- [REQUIRED WORK] Compile every line that includes the word "nombre".

Saved entries:
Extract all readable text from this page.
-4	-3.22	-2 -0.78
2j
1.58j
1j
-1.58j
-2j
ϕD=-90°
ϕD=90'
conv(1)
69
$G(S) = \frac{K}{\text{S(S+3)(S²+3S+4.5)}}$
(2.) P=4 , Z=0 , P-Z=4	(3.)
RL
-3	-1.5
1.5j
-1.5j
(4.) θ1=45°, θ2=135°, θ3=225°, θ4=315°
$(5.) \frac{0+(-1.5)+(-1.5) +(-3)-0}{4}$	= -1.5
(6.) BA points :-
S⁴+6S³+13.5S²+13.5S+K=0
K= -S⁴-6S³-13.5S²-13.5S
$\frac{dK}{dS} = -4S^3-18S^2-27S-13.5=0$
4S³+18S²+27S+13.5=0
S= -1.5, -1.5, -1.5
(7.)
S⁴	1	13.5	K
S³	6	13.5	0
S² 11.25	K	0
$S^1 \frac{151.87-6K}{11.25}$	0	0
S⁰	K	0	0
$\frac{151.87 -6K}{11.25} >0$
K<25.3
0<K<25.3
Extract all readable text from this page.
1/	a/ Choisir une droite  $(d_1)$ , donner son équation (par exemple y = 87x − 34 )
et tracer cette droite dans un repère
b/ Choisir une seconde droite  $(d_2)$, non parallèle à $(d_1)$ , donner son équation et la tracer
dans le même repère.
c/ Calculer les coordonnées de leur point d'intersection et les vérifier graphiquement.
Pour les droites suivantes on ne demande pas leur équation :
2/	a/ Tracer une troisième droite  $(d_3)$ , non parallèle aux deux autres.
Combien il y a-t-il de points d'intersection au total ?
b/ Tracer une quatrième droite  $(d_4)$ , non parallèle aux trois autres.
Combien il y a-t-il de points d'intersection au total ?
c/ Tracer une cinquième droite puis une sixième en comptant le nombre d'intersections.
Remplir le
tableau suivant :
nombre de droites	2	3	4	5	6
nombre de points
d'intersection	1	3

- [FINISHED EXERCISE]
c/ Tracer une cinquième droite puis une sixième en comptant le nombre d'intersections.
nombre de droites	2	3	4	5	6
nombre de points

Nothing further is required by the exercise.